◆ **Stated exercise**: Repeat all of the material below exactly as written, images excluded.
** start Source data **
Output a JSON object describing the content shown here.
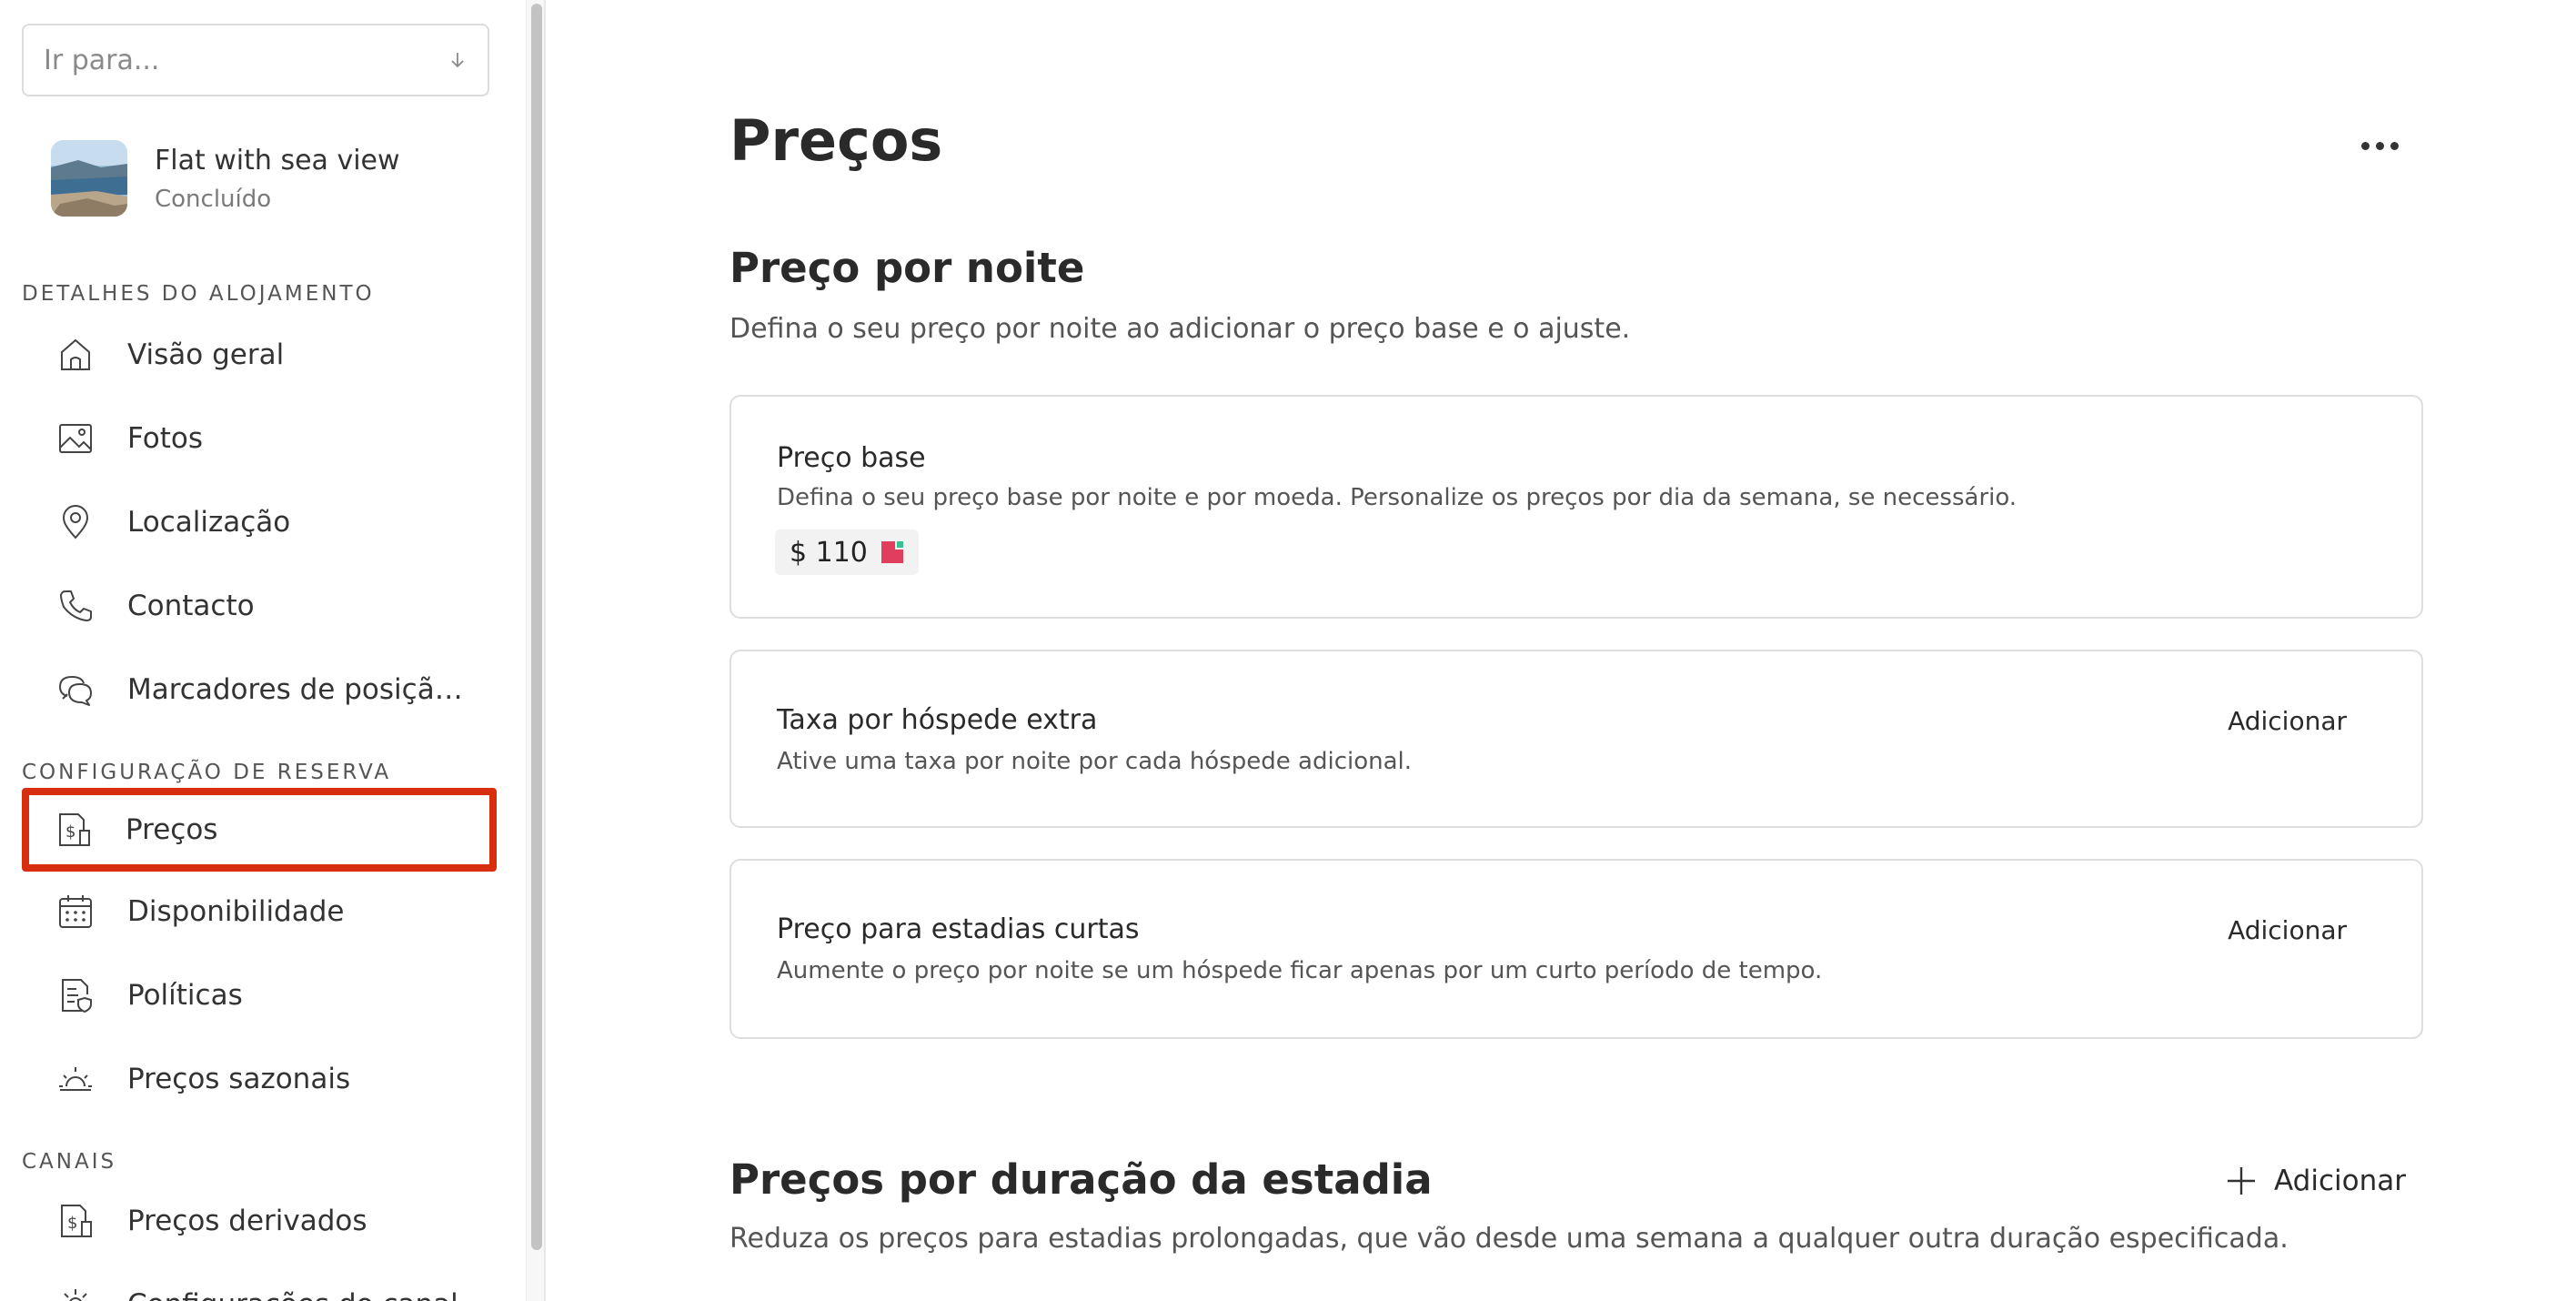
{
  "sidebar": {
    "goto_placeholder": "Ir para...",
    "listing": {
      "name": "Flat with sea view",
      "status": "Concluído"
    },
    "sections": [
      {
        "label": "DETALHES DO ALOJAMENTO"
      },
      {
        "label": "CONFIGURAÇÃO DE RESERVA"
      },
      {
        "label": "CANAIS"
      }
    ],
    "items": [
      {
        "label": "Visão geral",
        "icon": "home-icon"
      },
      {
        "label": "Fotos",
        "icon": "image-icon"
      },
      {
        "label": "Localização",
        "icon": "location-pin-icon"
      },
      {
        "label": "Contacto",
        "icon": "phone-icon"
      },
      {
        "label": "Marcadores de posição de mensagem",
        "icon": "chat-bubbles-icon"
      },
      {
        "label": "Preços",
        "icon": "price-tag-icon",
        "selected": true
      },
      {
        "label": "Disponibilidade",
        "icon": "calendar-icon"
      },
      {
        "label": "Políticas",
        "icon": "policy-document-icon"
      },
      {
        "label": "Preços sazonais",
        "icon": "sun-icon"
      },
      {
        "label": "Preços derivados",
        "icon": "price-tag-icon"
      },
      {
        "label": "Configurações do canal",
        "icon": "settings-icon"
      }
    ]
  },
  "main": {
    "title": "Preços",
    "nightly": {
      "title": "Preço por noite",
      "subtitle": "Defina o seu preço por noite ao adicionar o preço base e o ajuste."
    },
    "base_price": {
      "title": "Preço base",
      "description": "Defina o seu preço base por noite e por moeda. Personalize os preços por dia da semana, se necessário.",
      "value": "$ 110"
    },
    "extra_guest": {
      "title": "Taxa por hóspede extra",
      "description": "Ative uma taxa por noite por cada hóspede adicional.",
      "action": "Adicionar"
    },
    "short_stay": {
      "title": "Preço para estadias curtas",
      "description": "Aumente o preço por noite se um hóspede ficar apenas por um curto período de tempo.",
      "action": "Adicionar"
    },
    "length_of_stay": {
      "title": "Preços por duração da estadia",
      "subtitle": "Reduza os preços para estadias prolongadas, que vão desde uma semana a qualquer outra duração especificada.",
      "action": "Adicionar"
    }
  },
  "colors": {
    "highlight": "#d92d10",
    "flag_red": "#e03d5f",
    "flag_green": "#3cbf8f"
  }
}
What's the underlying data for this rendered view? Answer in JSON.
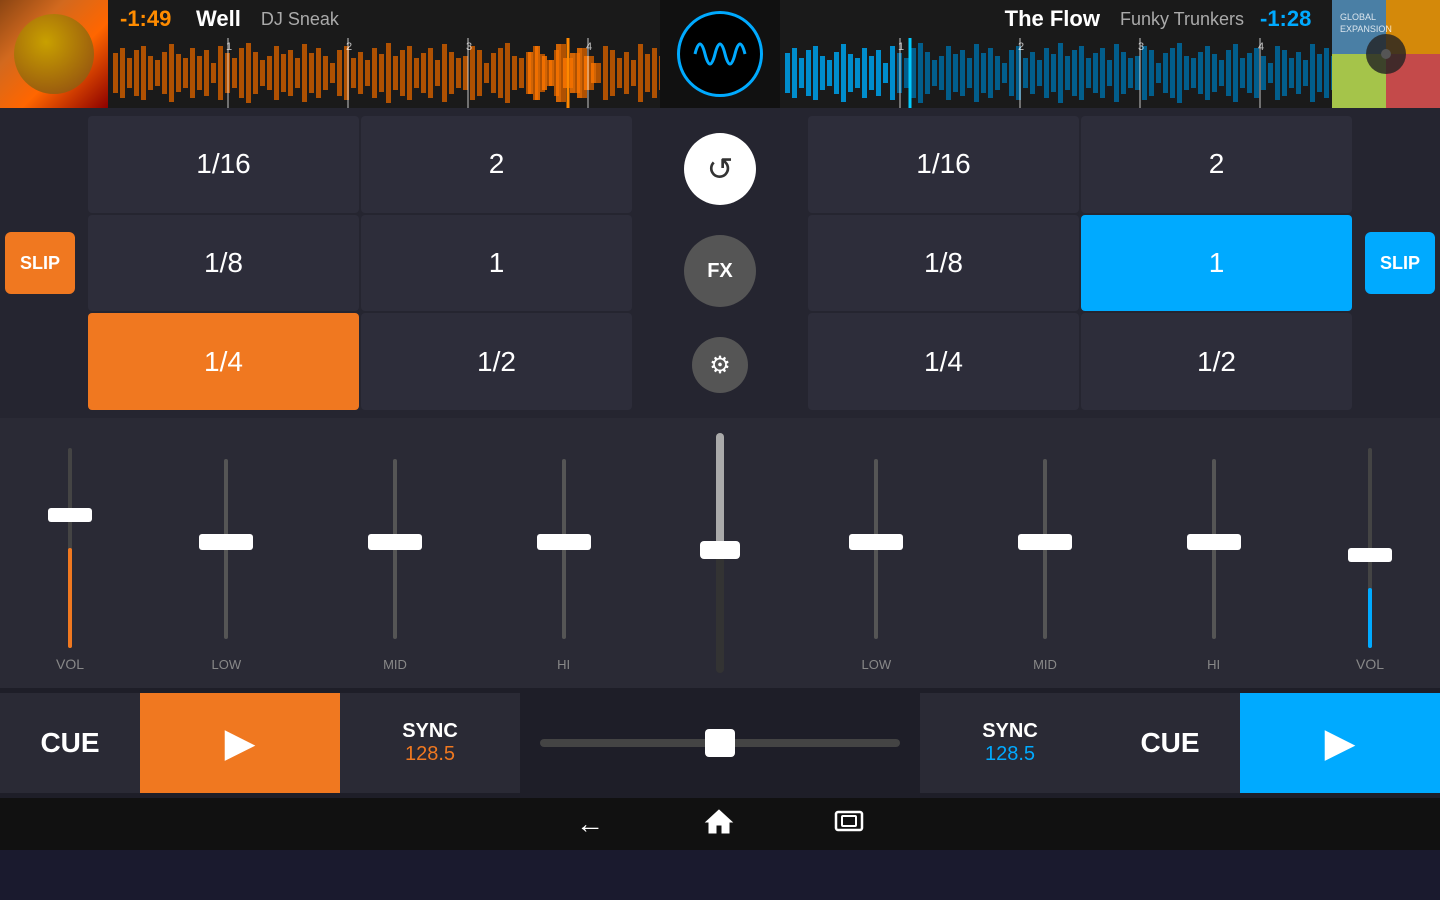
{
  "header": {
    "left_deck": {
      "time": "-1:49",
      "title": "Well",
      "artist": "DJ Sneak"
    },
    "right_deck": {
      "time": "-1:28",
      "title": "The Flow",
      "artist": "Funky Trunkers"
    },
    "logo_wave": "〜"
  },
  "left_loop": {
    "slip_label": "SLIP",
    "buttons": [
      {
        "label": "1/16",
        "active": false
      },
      {
        "label": "2",
        "active": false
      },
      {
        "label": "1/8",
        "active": false
      },
      {
        "label": "1",
        "active": false
      },
      {
        "label": "1/4",
        "active": true
      },
      {
        "label": "1/2",
        "active": false
      }
    ]
  },
  "right_loop": {
    "slip_label": "SLIP",
    "buttons": [
      {
        "label": "1/16",
        "active": false
      },
      {
        "label": "2",
        "active": false
      },
      {
        "label": "1/8",
        "active": false
      },
      {
        "label": "1",
        "active": true
      },
      {
        "label": "1/4",
        "active": false
      },
      {
        "label": "1/2",
        "active": false
      }
    ]
  },
  "center_controls": {
    "reset_icon": "↺",
    "fx_label": "FX",
    "settings_icon": "⚙"
  },
  "mixer": {
    "left_vol_label": "VOL",
    "right_vol_label": "VOL",
    "left_eq": [
      {
        "label": "LOW"
      },
      {
        "label": "MID"
      },
      {
        "label": "HI"
      }
    ],
    "right_eq": [
      {
        "label": "LOW"
      },
      {
        "label": "MID"
      },
      {
        "label": "HI"
      }
    ]
  },
  "bottom": {
    "left_cue": "CUE",
    "right_cue": "CUE",
    "left_sync_label": "SYNC",
    "left_sync_bpm": "128.5",
    "right_sync_label": "SYNC",
    "right_sync_bpm": "128.5",
    "play_icon": "▶"
  },
  "navbar": {
    "back_icon": "←",
    "home_icon": "⌂",
    "recent_icon": "▭"
  }
}
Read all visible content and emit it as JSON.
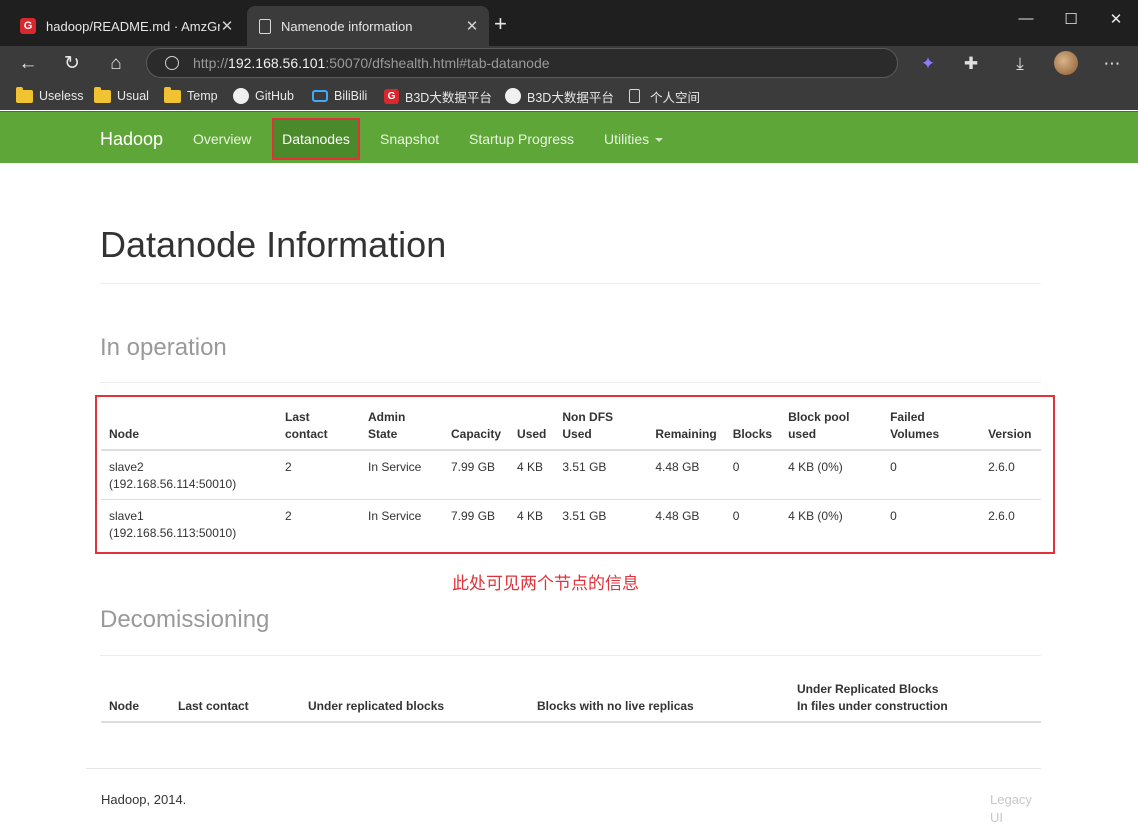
** end Source data **
◆ **Task answer**:
Output a JSON object describing the content shown here.
{
  "sidebar": {
    "goto_placeholder": "Ir para...",
    "listing": {
      "name": "Flat with sea view",
      "status": "Concluído"
    },
    "sections": [
      {
        "label": "DETALHES DO ALOJAMENTO"
      },
      {
        "label": "CONFIGURAÇÃO DE RESERVA"
      },
      {
        "label": "CANAIS"
      }
    ],
    "items": [
      {
        "label": "Visão geral",
        "icon": "home-icon"
      },
      {
        "label": "Fotos",
        "icon": "image-icon"
      },
      {
        "label": "Localização",
        "icon": "location-pin-icon"
      },
      {
        "label": "Contacto",
        "icon": "phone-icon"
      },
      {
        "label": "Marcadores de posição de mensagem",
        "icon": "chat-bubbles-icon"
      },
      {
        "label": "Preços",
        "icon": "price-tag-icon",
        "selected": true
      },
      {
        "label": "Disponibilidade",
        "icon": "calendar-icon"
      },
      {
        "label": "Políticas",
        "icon": "policy-document-icon"
      },
      {
        "label": "Preços sazonais",
        "icon": "sun-icon"
      },
      {
        "label": "Preços derivados",
        "icon": "price-tag-icon"
      },
      {
        "label": "Configurações do canal",
        "icon": "settings-icon"
      }
    ]
  },
  "main": {
    "title": "Preços",
    "nightly": {
      "title": "Preço por noite",
      "subtitle": "Defina o seu preço por noite ao adicionar o preço base e o ajuste."
    },
    "base_price": {
      "title": "Preço base",
      "description": "Defina o seu preço base por noite e por moeda. Personalize os preços por dia da semana, se necessário.",
      "value": "$ 110"
    },
    "extra_guest": {
      "title": "Taxa por hóspede extra",
      "description": "Ative uma taxa por noite por cada hóspede adicional.",
      "action": "Adicionar"
    },
    "short_stay": {
      "title": "Preço para estadias curtas",
      "description": "Aumente o preço por noite se um hóspede ficar apenas por um curto período de tempo.",
      "action": "Adicionar"
    },
    "length_of_stay": {
      "title": "Preços por duração da estadia",
      "subtitle": "Reduza os preços para estadias prolongadas, que vão desde uma semana a qualquer outra duração especificada.",
      "action": "Adicionar"
    }
  },
  "colors": {
    "highlight": "#d92d10",
    "flag_red": "#e03d5f",
    "flag_green": "#3cbf8f"
  }
}
What's the underlying data for this rendered view? Answer in JSON.
{
  "header": {
    "left_deck": {
      "time": "-1:49",
      "title": "Well",
      "artist": "DJ Sneak"
    },
    "right_deck": {
      "time": "-1:28",
      "title": "The Flow",
      "artist": "Funky Trunkers"
    },
    "logo_wave": "〜"
  },
  "left_loop": {
    "slip_label": "SLIP",
    "buttons": [
      {
        "label": "1/16",
        "active": false
      },
      {
        "label": "2",
        "active": false
      },
      {
        "label": "1/8",
        "active": false
      },
      {
        "label": "1",
        "active": false
      },
      {
        "label": "1/4",
        "active": true
      },
      {
        "label": "1/2",
        "active": false
      }
    ]
  },
  "right_loop": {
    "slip_label": "SLIP",
    "buttons": [
      {
        "label": "1/16",
        "active": false
      },
      {
        "label": "2",
        "active": false
      },
      {
        "label": "1/8",
        "active": false
      },
      {
        "label": "1",
        "active": true
      },
      {
        "label": "1/4",
        "active": false
      },
      {
        "label": "1/2",
        "active": false
      }
    ]
  },
  "center_controls": {
    "reset_icon": "↺",
    "fx_label": "FX",
    "settings_icon": "⚙"
  },
  "mixer": {
    "left_vol_label": "VOL",
    "right_vol_label": "VOL",
    "left_eq": [
      {
        "label": "LOW"
      },
      {
        "label": "MID"
      },
      {
        "label": "HI"
      }
    ],
    "right_eq": [
      {
        "label": "LOW"
      },
      {
        "label": "MID"
      },
      {
        "label": "HI"
      }
    ]
  },
  "bottom": {
    "left_cue": "CUE",
    "right_cue": "CUE",
    "left_sync_label": "SYNC",
    "left_sync_bpm": "128.5",
    "right_sync_label": "SYNC",
    "right_sync_bpm": "128.5",
    "play_icon": "▶"
  },
  "navbar": {
    "back_icon": "←",
    "home_icon": "⌂",
    "recent_icon": "▭"
  }
}
Read all visible content and emit it as JSON.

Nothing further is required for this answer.